>> Begin RECORD EXCERPTS

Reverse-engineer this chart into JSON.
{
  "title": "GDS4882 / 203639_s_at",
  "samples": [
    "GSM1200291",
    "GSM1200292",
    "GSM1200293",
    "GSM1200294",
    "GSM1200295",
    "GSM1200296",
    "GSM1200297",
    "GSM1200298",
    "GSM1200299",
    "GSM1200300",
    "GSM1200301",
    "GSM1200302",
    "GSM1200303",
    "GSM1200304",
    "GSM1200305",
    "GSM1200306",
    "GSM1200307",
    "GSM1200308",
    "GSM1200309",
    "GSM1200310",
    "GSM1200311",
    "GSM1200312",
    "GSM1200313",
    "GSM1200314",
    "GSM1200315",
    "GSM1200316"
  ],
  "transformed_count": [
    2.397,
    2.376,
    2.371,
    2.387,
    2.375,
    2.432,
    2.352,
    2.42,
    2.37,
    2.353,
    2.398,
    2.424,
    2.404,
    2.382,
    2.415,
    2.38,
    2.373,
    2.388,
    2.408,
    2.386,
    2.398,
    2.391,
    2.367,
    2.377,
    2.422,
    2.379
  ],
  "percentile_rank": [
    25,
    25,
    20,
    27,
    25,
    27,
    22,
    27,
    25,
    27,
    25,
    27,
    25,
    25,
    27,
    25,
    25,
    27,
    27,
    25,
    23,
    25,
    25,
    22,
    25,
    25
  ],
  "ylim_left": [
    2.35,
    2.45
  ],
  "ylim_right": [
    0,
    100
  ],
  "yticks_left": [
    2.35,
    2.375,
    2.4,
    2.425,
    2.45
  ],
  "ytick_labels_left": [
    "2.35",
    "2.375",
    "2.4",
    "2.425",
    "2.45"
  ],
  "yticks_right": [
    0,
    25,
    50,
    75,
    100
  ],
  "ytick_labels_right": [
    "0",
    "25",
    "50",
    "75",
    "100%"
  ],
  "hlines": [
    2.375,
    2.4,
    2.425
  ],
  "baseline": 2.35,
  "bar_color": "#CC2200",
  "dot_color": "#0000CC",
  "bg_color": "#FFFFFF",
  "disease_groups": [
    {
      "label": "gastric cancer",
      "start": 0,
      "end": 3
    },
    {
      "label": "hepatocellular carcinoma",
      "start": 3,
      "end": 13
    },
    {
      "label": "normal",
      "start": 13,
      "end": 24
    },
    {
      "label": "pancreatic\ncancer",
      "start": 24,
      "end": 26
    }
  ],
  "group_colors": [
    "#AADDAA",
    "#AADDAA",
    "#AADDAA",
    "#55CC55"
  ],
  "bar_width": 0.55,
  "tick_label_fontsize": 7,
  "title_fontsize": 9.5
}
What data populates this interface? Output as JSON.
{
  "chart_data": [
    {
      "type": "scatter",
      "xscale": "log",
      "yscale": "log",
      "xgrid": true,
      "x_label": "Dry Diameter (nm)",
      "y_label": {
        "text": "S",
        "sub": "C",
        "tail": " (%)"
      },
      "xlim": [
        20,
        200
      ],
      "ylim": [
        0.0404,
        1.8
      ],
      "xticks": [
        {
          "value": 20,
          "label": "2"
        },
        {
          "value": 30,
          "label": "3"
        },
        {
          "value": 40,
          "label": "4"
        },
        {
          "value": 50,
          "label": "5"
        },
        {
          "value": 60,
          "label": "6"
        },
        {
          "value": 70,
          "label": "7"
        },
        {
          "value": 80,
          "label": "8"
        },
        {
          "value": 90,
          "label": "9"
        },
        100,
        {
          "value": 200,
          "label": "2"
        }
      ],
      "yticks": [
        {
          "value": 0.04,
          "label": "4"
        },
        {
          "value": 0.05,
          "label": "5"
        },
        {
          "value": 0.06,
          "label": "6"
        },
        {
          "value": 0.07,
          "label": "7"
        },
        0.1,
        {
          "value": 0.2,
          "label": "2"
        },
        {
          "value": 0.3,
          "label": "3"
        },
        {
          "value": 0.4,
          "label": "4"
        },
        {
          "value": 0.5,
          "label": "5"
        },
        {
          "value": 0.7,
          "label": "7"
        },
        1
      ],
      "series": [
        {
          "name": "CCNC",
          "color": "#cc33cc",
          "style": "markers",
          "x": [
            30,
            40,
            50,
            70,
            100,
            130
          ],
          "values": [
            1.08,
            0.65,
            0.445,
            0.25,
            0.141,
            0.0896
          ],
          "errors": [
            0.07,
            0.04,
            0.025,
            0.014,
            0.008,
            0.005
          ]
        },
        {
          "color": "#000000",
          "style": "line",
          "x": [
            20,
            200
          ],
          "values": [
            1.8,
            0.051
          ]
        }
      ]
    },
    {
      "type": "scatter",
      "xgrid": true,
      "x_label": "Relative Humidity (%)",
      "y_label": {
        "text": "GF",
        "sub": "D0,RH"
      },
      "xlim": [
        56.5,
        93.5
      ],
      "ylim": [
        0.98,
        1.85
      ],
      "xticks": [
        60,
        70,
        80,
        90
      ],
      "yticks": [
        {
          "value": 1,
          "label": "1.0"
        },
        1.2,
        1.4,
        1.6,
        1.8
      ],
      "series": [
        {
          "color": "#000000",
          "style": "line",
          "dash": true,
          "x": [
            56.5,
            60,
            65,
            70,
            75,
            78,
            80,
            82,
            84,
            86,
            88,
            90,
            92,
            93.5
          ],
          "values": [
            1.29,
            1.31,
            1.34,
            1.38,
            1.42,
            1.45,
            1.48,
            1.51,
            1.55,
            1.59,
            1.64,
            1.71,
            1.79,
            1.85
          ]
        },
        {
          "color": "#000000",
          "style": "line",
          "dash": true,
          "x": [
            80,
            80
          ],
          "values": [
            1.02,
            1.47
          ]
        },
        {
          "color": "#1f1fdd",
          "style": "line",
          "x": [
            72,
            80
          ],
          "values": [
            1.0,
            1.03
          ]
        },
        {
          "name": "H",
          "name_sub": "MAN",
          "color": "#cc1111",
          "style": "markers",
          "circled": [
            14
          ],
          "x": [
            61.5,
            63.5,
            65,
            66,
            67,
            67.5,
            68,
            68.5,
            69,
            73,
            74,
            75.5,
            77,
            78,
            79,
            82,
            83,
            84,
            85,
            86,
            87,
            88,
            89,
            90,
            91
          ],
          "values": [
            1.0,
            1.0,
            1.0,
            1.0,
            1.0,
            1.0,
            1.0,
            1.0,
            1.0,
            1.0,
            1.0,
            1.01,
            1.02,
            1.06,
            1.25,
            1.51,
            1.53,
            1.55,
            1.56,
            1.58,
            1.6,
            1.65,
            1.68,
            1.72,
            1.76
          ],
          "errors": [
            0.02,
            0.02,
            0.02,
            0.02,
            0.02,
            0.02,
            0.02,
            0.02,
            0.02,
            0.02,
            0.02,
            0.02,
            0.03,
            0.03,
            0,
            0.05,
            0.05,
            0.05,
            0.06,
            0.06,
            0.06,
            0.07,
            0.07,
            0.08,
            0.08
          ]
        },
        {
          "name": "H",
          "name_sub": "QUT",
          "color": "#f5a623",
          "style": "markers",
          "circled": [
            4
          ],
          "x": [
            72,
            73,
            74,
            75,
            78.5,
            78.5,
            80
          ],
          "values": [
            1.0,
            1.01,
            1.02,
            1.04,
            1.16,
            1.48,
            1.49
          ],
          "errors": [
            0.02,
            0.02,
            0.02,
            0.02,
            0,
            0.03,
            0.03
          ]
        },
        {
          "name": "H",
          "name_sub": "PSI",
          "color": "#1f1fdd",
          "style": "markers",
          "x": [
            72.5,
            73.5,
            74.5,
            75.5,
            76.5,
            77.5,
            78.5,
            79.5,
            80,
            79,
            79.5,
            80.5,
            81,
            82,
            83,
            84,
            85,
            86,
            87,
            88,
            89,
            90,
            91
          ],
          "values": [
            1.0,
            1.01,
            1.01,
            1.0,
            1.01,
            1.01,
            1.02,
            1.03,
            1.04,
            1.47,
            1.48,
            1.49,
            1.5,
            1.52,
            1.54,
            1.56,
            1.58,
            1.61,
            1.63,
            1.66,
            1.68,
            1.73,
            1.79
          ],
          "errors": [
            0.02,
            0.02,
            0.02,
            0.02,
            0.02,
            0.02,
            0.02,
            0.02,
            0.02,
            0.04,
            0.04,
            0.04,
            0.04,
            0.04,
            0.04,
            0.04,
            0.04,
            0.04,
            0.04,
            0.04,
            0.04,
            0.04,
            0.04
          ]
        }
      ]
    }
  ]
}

>> End RECORD EXCERPTS

WRITTEN EXERCISE
Identify the lines above that contain the word "this", then copy them.

FINISHED ANSWER
Reverse-engineer this chart into JSON.
What data populates this interface? Output as JSON.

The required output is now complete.